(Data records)
-- Begin --

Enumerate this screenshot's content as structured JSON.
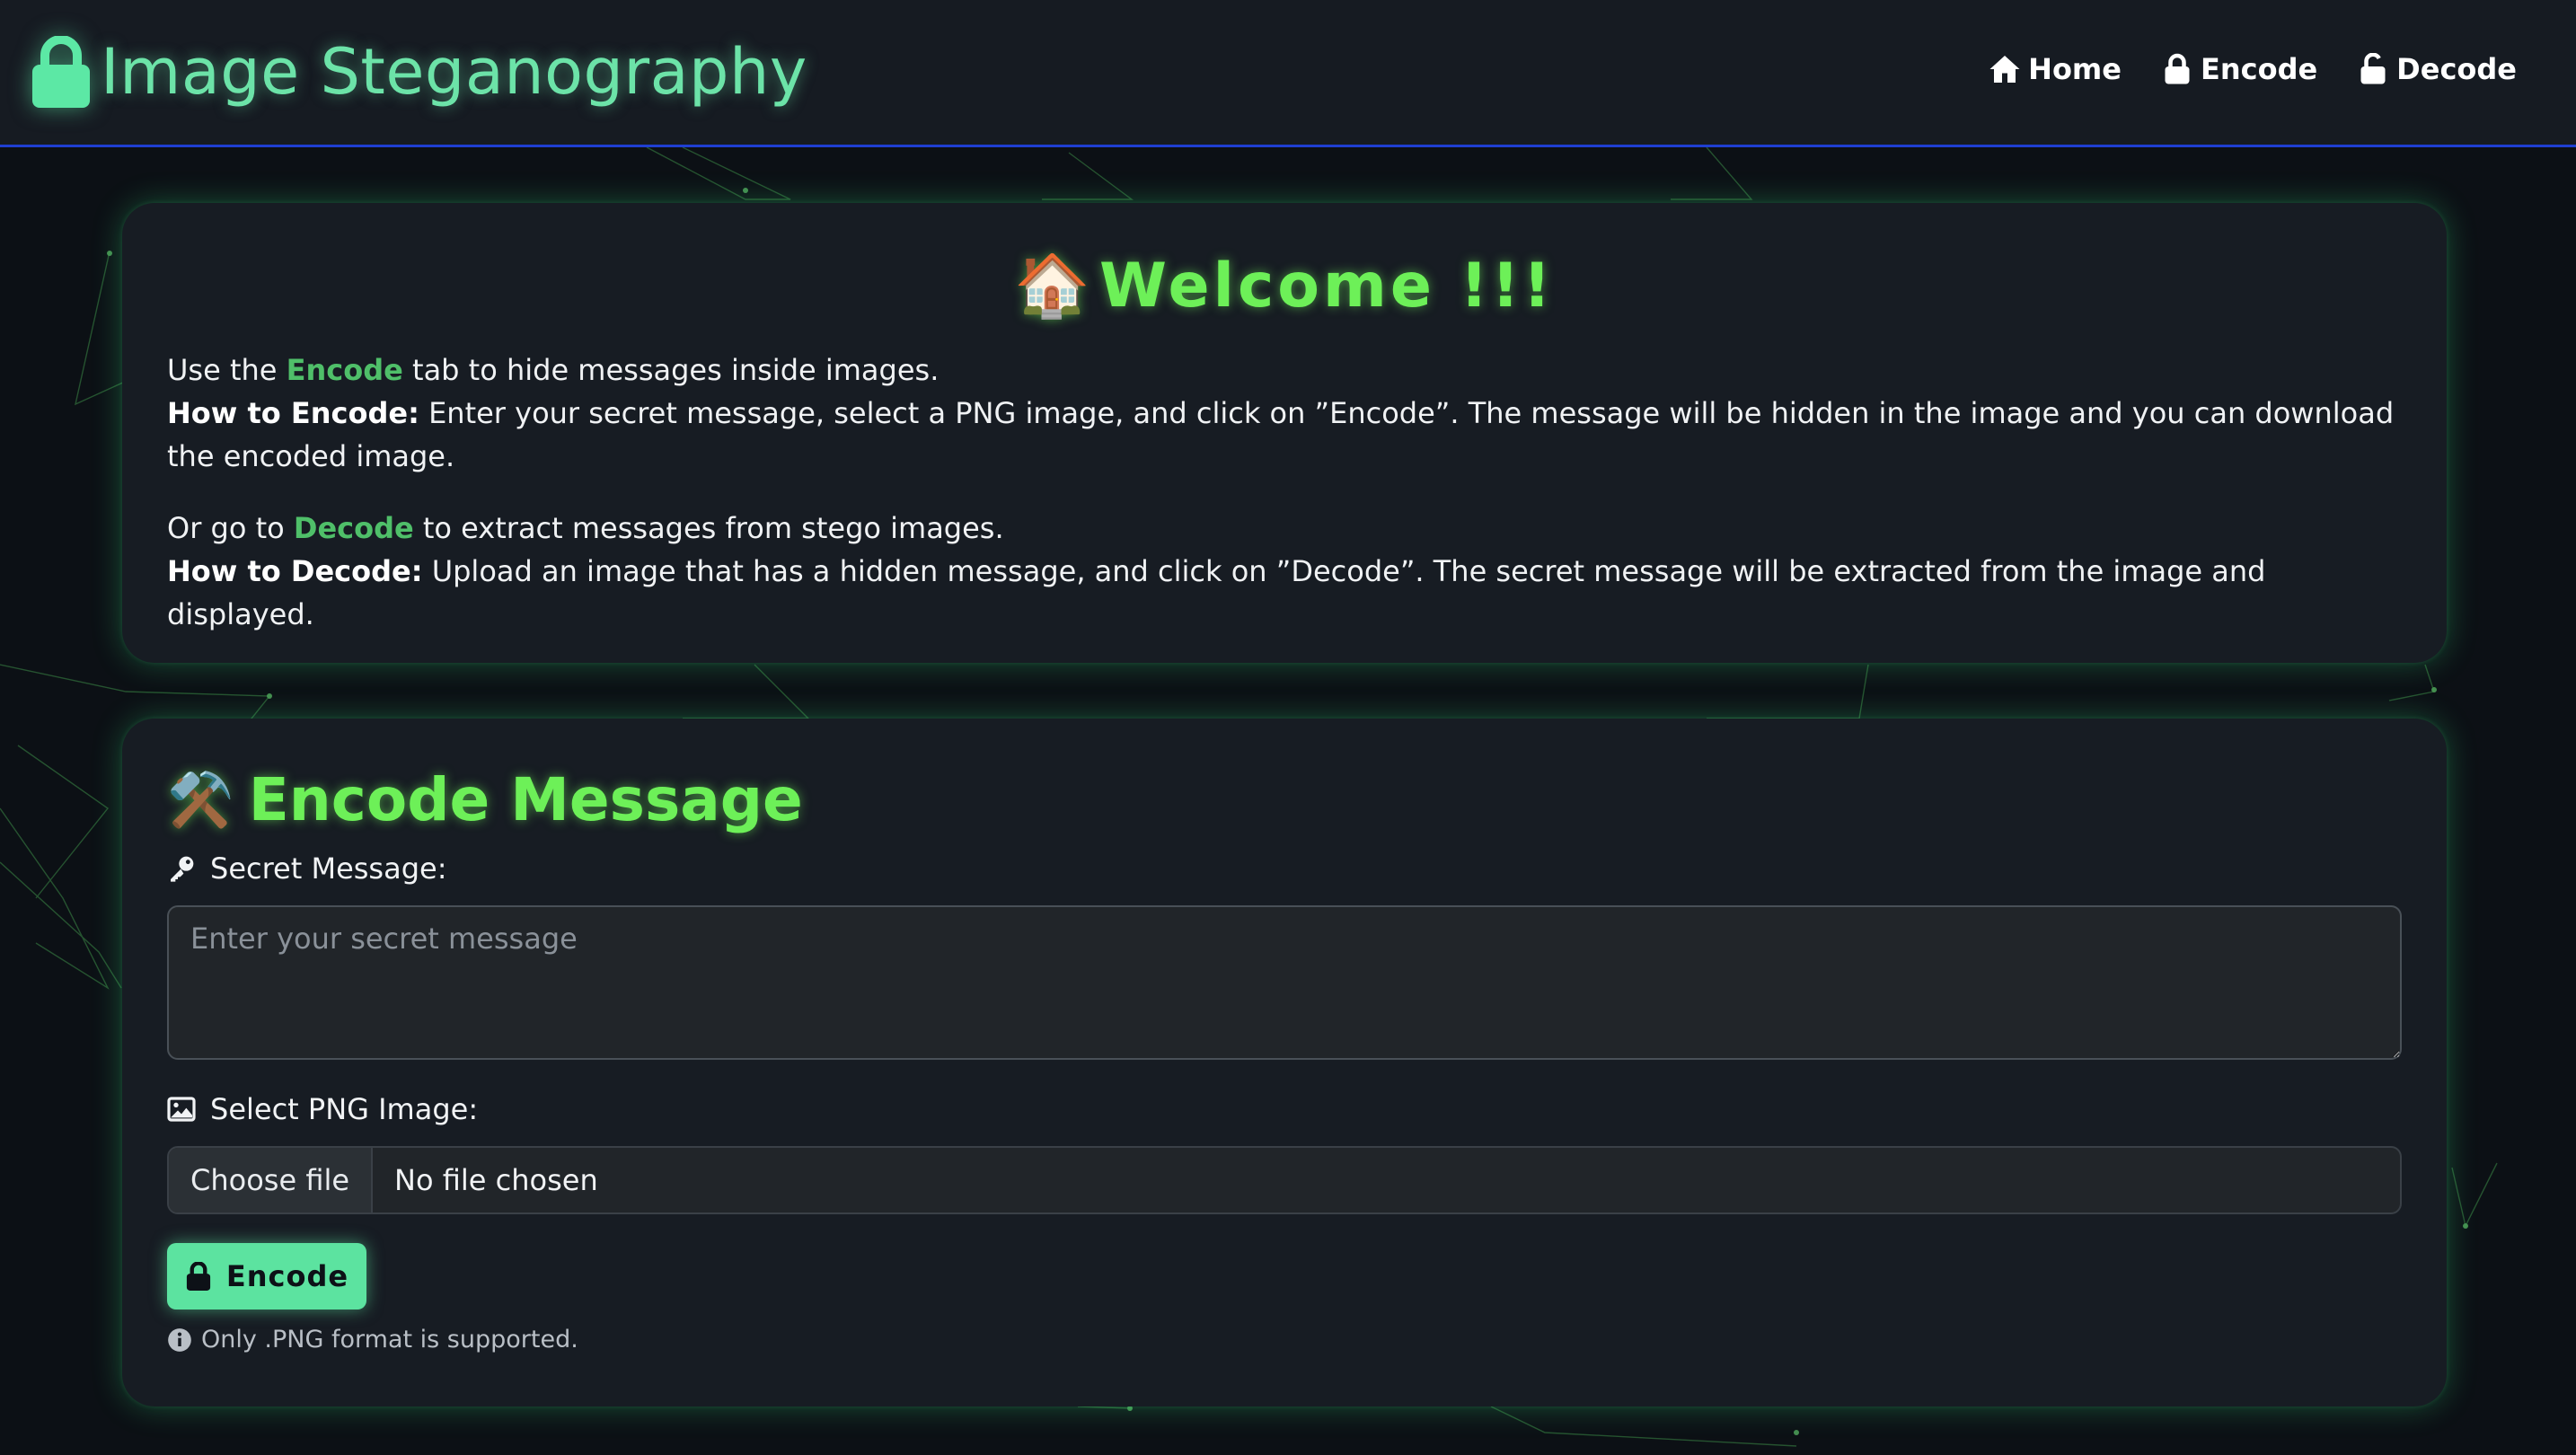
{
  "navbar": {
    "brand_title": "Image Steganography",
    "links": [
      {
        "label": "Home",
        "icon": "house-icon"
      },
      {
        "label": "Encode",
        "icon": "lock-icon"
      },
      {
        "label": "Decode",
        "icon": "unlock-icon"
      }
    ]
  },
  "welcome": {
    "emoji": "🏠",
    "title": "Welcome !!!",
    "encode_line": {
      "pre": "Use the ",
      "link": "Encode",
      "post": " tab to hide messages inside images."
    },
    "encode_howto": {
      "label": "How to Encode:",
      "text": " Enter your secret message, select a PNG image, and click on ”Encode”. The message will be hidden in the image and you can download the encoded image."
    },
    "decode_line": {
      "pre": "Or go to ",
      "link": "Decode",
      "post": " to extract messages from stego images."
    },
    "decode_howto": {
      "label": "How to Decode:",
      "text": " Upload an image that has a hidden message, and click on ”Decode”. The secret message will be extracted from the image and displayed."
    }
  },
  "encode_form": {
    "emoji": "⚒️",
    "title": "Encode Message",
    "message_label": "Secret Message:",
    "message_placeholder": "Enter your secret message",
    "message_value": "",
    "image_label": "Select PNG Image:",
    "file_button": "Choose file",
    "file_status": "No file chosen",
    "submit_label": "Encode",
    "hint": "Only .PNG format is supported."
  },
  "colors": {
    "accent_green": "#6df058",
    "brand_mint": "#6ce3a8",
    "button_mint": "#5ce3a0",
    "link_green": "#4fbf69",
    "navbar_border_blue": "#1f3fd1",
    "background": "#0c1015",
    "card": "#171c23"
  }
}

-- End --

### [To do]
Write the records out once more, exactly as they appear, with no pictures.

### [Result]
Enumerate this screenshot's content as structured JSON.
{
  "navbar": {
    "brand_title": "Image Steganography",
    "links": [
      {
        "label": "Home",
        "icon": "house-icon"
      },
      {
        "label": "Encode",
        "icon": "lock-icon"
      },
      {
        "label": "Decode",
        "icon": "unlock-icon"
      }
    ]
  },
  "welcome": {
    "emoji": "🏠",
    "title": "Welcome !!!",
    "encode_line": {
      "pre": "Use the ",
      "link": "Encode",
      "post": " tab to hide messages inside images."
    },
    "encode_howto": {
      "label": "How to Encode:",
      "text": " Enter your secret message, select a PNG image, and click on ”Encode”. The message will be hidden in the image and you can download the encoded image."
    },
    "decode_line": {
      "pre": "Or go to ",
      "link": "Decode",
      "post": " to extract messages from stego images."
    },
    "decode_howto": {
      "label": "How to Decode:",
      "text": " Upload an image that has a hidden message, and click on ”Decode”. The secret message will be extracted from the image and displayed."
    }
  },
  "encode_form": {
    "emoji": "⚒️",
    "title": "Encode Message",
    "message_label": "Secret Message:",
    "message_placeholder": "Enter your secret message",
    "message_value": "",
    "image_label": "Select PNG Image:",
    "file_button": "Choose file",
    "file_status": "No file chosen",
    "submit_label": "Encode",
    "hint": "Only .PNG format is supported."
  },
  "colors": {
    "accent_green": "#6df058",
    "brand_mint": "#6ce3a8",
    "button_mint": "#5ce3a0",
    "link_green": "#4fbf69",
    "navbar_border_blue": "#1f3fd1",
    "background": "#0c1015",
    "card": "#171c23"
  }
}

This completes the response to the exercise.